▶ _YOUR INSTRUCTIONS_
Gather, from the data below, each line in which the word "Slice" occurs.

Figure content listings
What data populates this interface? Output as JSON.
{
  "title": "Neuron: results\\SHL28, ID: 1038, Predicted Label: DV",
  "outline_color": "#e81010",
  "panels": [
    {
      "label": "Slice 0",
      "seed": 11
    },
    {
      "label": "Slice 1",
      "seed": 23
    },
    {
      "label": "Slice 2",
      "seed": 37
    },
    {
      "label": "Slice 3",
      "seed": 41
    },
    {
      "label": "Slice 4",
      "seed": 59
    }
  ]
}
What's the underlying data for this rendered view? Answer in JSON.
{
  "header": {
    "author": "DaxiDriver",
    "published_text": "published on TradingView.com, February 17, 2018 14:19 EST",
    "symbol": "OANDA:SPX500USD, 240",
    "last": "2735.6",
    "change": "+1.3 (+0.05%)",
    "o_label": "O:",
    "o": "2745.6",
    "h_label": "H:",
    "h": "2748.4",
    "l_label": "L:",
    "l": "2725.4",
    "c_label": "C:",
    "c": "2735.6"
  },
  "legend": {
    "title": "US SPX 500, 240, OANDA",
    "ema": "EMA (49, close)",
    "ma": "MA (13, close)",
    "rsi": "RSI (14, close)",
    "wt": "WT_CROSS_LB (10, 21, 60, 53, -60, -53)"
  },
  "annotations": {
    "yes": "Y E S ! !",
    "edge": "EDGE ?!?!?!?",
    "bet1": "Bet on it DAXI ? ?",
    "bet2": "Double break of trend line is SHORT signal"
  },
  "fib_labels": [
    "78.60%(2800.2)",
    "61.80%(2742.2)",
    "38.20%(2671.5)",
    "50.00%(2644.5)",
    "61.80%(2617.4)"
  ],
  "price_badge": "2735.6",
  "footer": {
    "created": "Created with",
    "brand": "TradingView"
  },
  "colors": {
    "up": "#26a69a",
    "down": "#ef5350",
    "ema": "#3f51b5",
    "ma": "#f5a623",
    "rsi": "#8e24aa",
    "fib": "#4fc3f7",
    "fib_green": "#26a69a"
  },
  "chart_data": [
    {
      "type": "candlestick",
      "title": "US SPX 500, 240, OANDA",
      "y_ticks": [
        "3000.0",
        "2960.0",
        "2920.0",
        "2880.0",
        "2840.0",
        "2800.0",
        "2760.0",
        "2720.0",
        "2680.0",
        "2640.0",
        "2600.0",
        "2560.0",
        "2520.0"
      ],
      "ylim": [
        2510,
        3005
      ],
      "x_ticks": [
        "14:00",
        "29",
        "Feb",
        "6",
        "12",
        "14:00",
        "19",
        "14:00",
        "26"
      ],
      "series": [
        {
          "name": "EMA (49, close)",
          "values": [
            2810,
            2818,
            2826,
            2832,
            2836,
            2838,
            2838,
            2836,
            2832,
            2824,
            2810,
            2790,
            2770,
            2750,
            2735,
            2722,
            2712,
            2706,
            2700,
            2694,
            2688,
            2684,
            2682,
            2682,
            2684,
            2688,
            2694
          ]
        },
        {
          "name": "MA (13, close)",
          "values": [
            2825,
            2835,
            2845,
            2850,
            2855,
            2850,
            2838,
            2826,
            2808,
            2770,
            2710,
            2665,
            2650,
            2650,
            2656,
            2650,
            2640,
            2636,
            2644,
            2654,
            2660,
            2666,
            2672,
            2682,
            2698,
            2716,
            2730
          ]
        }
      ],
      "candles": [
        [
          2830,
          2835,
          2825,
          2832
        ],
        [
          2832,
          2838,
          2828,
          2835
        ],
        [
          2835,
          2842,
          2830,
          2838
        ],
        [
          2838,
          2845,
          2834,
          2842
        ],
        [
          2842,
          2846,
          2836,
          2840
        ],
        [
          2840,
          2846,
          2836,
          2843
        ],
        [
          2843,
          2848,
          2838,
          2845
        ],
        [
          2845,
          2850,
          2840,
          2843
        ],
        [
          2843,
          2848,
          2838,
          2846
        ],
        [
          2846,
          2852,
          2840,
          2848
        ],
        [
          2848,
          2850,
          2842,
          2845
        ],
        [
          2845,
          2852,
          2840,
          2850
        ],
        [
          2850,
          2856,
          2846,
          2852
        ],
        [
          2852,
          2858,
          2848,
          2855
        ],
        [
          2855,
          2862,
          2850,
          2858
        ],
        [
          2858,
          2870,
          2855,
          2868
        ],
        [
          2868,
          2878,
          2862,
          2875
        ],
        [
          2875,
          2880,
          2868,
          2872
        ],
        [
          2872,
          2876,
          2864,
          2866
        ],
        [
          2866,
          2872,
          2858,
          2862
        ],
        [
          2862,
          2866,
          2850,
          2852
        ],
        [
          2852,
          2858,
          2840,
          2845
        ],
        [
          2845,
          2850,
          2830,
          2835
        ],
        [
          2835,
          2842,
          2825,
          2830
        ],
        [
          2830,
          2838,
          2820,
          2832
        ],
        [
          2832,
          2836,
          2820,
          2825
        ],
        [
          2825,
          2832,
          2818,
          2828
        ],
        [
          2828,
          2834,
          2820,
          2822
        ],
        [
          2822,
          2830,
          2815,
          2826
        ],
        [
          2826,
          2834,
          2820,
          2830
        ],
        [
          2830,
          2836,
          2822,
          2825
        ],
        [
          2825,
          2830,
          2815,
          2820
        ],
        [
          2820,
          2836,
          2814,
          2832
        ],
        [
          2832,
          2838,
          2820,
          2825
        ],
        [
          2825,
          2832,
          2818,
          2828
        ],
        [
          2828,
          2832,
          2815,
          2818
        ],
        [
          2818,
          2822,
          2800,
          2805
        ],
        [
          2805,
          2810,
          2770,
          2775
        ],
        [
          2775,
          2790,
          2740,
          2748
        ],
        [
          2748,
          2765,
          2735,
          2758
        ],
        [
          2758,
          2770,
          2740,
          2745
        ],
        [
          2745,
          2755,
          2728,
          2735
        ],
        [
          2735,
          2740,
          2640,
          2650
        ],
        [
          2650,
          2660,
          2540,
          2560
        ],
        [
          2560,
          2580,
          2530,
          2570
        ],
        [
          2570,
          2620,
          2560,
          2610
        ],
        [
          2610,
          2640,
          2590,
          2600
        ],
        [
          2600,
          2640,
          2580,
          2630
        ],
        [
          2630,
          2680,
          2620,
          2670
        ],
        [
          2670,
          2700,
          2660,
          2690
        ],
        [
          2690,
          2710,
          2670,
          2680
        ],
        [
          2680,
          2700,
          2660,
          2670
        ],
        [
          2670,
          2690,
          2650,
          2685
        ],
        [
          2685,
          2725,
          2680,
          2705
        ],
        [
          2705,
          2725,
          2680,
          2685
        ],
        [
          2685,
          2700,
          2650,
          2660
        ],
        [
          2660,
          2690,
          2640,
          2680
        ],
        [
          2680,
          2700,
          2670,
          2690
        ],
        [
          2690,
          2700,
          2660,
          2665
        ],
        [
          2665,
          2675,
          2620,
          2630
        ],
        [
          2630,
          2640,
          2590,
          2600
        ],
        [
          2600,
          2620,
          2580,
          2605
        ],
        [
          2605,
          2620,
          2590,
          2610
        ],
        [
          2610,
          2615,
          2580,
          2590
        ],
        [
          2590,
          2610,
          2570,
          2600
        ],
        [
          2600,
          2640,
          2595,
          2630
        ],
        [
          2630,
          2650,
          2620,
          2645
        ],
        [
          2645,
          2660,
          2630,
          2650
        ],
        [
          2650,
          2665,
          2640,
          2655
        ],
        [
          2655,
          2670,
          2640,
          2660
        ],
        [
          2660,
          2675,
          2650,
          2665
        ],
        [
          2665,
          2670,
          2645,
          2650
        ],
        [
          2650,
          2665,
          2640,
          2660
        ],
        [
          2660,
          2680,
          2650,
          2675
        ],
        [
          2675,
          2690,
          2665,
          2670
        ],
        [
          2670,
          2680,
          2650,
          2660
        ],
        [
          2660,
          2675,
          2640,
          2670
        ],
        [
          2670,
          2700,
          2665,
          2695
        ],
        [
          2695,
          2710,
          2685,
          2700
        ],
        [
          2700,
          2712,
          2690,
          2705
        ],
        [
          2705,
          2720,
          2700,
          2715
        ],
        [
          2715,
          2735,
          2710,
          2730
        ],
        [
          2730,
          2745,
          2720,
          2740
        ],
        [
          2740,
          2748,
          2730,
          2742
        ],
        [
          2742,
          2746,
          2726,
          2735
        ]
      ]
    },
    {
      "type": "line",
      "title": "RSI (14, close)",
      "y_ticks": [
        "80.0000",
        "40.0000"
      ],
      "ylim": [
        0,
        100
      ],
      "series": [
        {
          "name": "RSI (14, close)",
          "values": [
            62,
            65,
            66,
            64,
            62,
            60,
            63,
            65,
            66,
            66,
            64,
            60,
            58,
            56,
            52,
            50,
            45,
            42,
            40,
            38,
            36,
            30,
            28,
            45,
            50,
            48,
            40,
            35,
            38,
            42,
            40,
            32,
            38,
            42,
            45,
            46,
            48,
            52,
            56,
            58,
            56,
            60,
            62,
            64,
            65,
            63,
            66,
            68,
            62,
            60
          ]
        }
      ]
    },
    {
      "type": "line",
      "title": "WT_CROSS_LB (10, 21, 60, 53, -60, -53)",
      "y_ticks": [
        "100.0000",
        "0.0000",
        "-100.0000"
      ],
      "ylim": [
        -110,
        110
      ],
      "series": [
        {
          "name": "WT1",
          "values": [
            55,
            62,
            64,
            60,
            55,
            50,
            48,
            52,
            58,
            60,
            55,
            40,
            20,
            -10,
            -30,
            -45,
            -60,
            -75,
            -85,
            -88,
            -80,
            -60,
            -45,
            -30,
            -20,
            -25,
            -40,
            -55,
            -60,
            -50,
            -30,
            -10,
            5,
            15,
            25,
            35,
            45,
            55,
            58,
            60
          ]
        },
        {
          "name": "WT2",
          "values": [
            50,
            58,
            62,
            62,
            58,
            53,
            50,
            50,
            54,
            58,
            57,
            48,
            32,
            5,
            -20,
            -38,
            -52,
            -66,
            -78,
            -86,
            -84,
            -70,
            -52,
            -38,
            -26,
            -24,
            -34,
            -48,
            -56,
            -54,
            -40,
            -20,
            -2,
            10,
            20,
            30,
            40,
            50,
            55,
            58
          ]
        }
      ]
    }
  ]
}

▶ _EXERCISE ANSWER_
      "label": "Slice 0",
      "label": "Slice 1",
      "label": "Slice 2",
      "label": "Slice 3",
      "label": "Slice 4",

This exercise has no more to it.